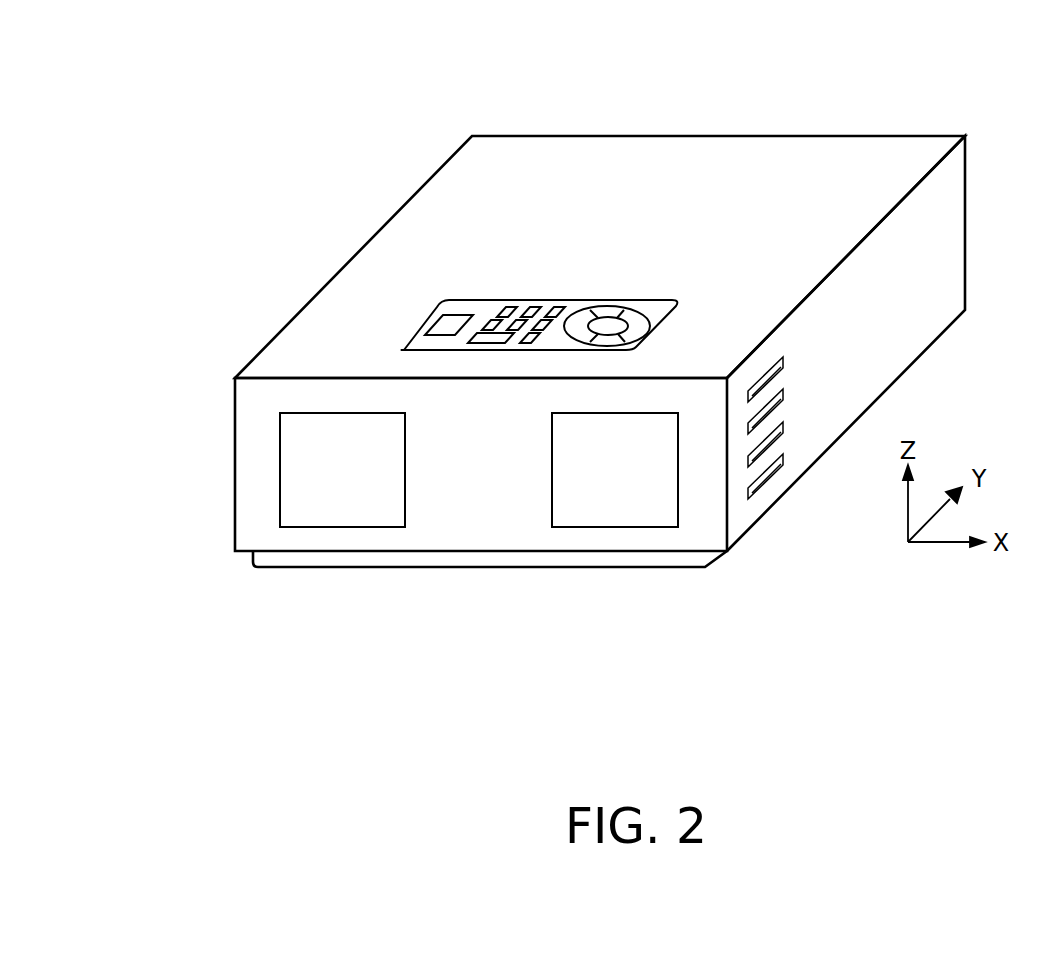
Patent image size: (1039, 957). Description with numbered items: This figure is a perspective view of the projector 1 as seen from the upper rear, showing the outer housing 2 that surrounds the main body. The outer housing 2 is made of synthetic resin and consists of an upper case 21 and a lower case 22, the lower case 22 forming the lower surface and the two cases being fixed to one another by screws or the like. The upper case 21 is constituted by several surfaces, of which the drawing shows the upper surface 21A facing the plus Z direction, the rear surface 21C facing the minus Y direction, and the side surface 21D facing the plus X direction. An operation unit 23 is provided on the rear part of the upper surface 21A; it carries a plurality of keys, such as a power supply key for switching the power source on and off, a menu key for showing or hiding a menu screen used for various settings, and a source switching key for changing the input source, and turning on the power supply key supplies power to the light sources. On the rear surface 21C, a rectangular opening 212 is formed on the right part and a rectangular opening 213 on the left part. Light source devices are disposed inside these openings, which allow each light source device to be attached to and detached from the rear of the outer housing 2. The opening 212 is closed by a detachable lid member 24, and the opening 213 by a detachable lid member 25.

The projector 1 is at (975, 103).
The outer housing 2 is at (797, 552).
The upper case 21 is at (740, 498).
The upper surface 21A is at (404, 238).
The rear surface 21C is at (252, 469).
The side surface 21D is at (897, 347).
The lower case 22 is at (678, 558).
The operation unit 23 is at (487, 312).
The lid member 24 is at (626, 478).
The lid member 25 is at (353, 478).
The rectangular opening 212 is at (552, 488).
The rectangular opening 213 is at (280, 488).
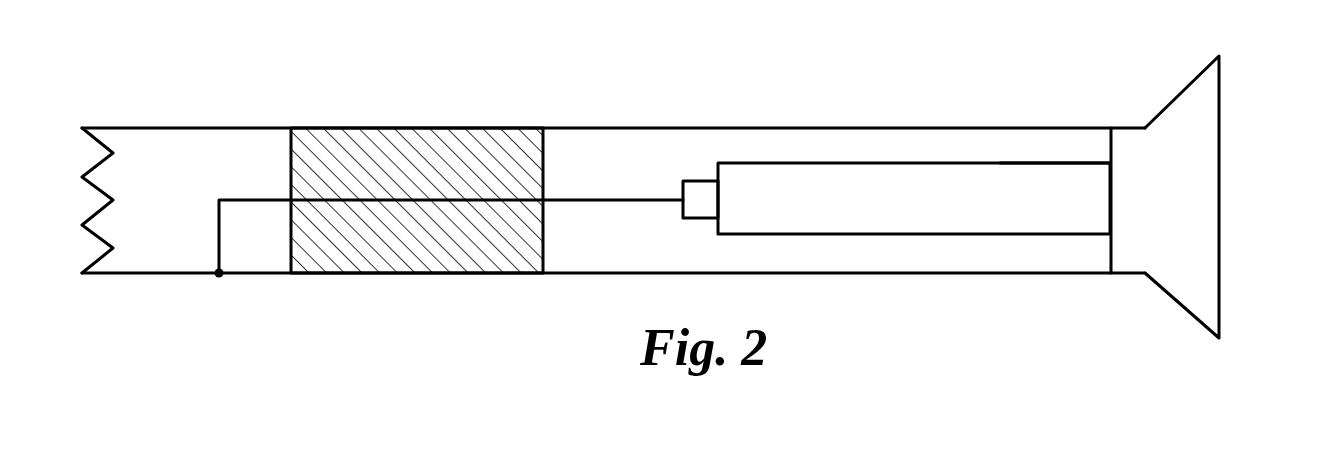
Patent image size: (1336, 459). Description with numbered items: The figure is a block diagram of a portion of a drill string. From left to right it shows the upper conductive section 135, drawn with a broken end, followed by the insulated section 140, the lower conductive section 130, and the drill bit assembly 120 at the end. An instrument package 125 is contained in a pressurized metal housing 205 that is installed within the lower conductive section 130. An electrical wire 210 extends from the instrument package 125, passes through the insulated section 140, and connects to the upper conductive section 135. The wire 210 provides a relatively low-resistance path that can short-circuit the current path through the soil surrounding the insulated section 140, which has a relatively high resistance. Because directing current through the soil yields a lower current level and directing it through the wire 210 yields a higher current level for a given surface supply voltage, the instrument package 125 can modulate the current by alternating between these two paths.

The drill bit assembly 120 is at (1200, 190).
The instrument package 125 is at (847, 178).
The lower conductive section 130 is at (707, 137).
The upper conductive section 135 is at (183, 138).
The insulated section 140 is at (430, 137).
The pressurized metal housing 205 is at (996, 162).
The electrical wire 210 is at (572, 197).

やること:
上のリストの全行を、一字一句変えずに繰り返してもらえますか。画像は答えに含めないでください。

演習の結果:
Patent image size: (1039, 957). Description with numbered items: This figure is a perspective view of the projector 1 as seen from the upper rear, showing the outer housing 2 that surrounds the main body. The outer housing 2 is made of synthetic resin and consists of an upper case 21 and a lower case 22, the lower case 22 forming the lower surface and the two cases being fixed to one another by screws or the like. The upper case 21 is constituted by several surfaces, of which the drawing shows the upper surface 21A facing the plus Z direction, the rear surface 21C facing the minus Y direction, and the side surface 21D facing the plus X direction. An operation unit 23 is provided on the rear part of the upper surface 21A; it carries a plurality of keys, such as a power supply key for switching the power source on and off, a menu key for showing or hiding a menu screen used for various settings, and a source switching key for changing the input source, and turning on the power supply key supplies power to the light sources. On the rear surface 21C, a rectangular opening 212 is formed on the right part and a rectangular opening 213 on the left part. Light source devices are disposed inside these openings, which allow each light source device to be attached to and detached from the rear of the outer housing 2. The opening 212 is closed by a detachable lid member 24, and the opening 213 by a detachable lid member 25.

The projector 1 is at (975, 103).
The outer housing 2 is at (797, 552).
The upper case 21 is at (740, 498).
The upper surface 21A is at (404, 238).
The rear surface 21C is at (252, 469).
The side surface 21D is at (897, 347).
The lower case 22 is at (678, 558).
The operation unit 23 is at (487, 312).
The lid member 24 is at (626, 478).
The lid member 25 is at (353, 478).
The rectangular opening 212 is at (552, 488).
The rectangular opening 213 is at (280, 488).
Patent image size: (1336, 459). Description with numbered items: The figure is a block diagram of a portion of a drill string. From left to right it shows the upper conductive section 135, drawn with a broken end, followed by the insulated section 140, the lower conductive section 130, and the drill bit assembly 120 at the end. An instrument package 125 is contained in a pressurized metal housing 205 that is installed within the lower conductive section 130. An electrical wire 210 extends from the instrument package 125, passes through the insulated section 140, and connects to the upper conductive section 135. The wire 210 provides a relatively low-resistance path that can short-circuit the current path through the soil surrounding the insulated section 140, which has a relatively high resistance. Because directing current through the soil yields a lower current level and directing it through the wire 210 yields a higher current level for a given surface supply voltage, the instrument package 125 can modulate the current by alternating between these two paths.

The drill bit assembly 120 is at (1200, 190).
The instrument package 125 is at (847, 178).
The lower conductive section 130 is at (707, 137).
The upper conductive section 135 is at (183, 138).
The insulated section 140 is at (430, 137).
The pressurized metal housing 205 is at (996, 162).
The electrical wire 210 is at (572, 197).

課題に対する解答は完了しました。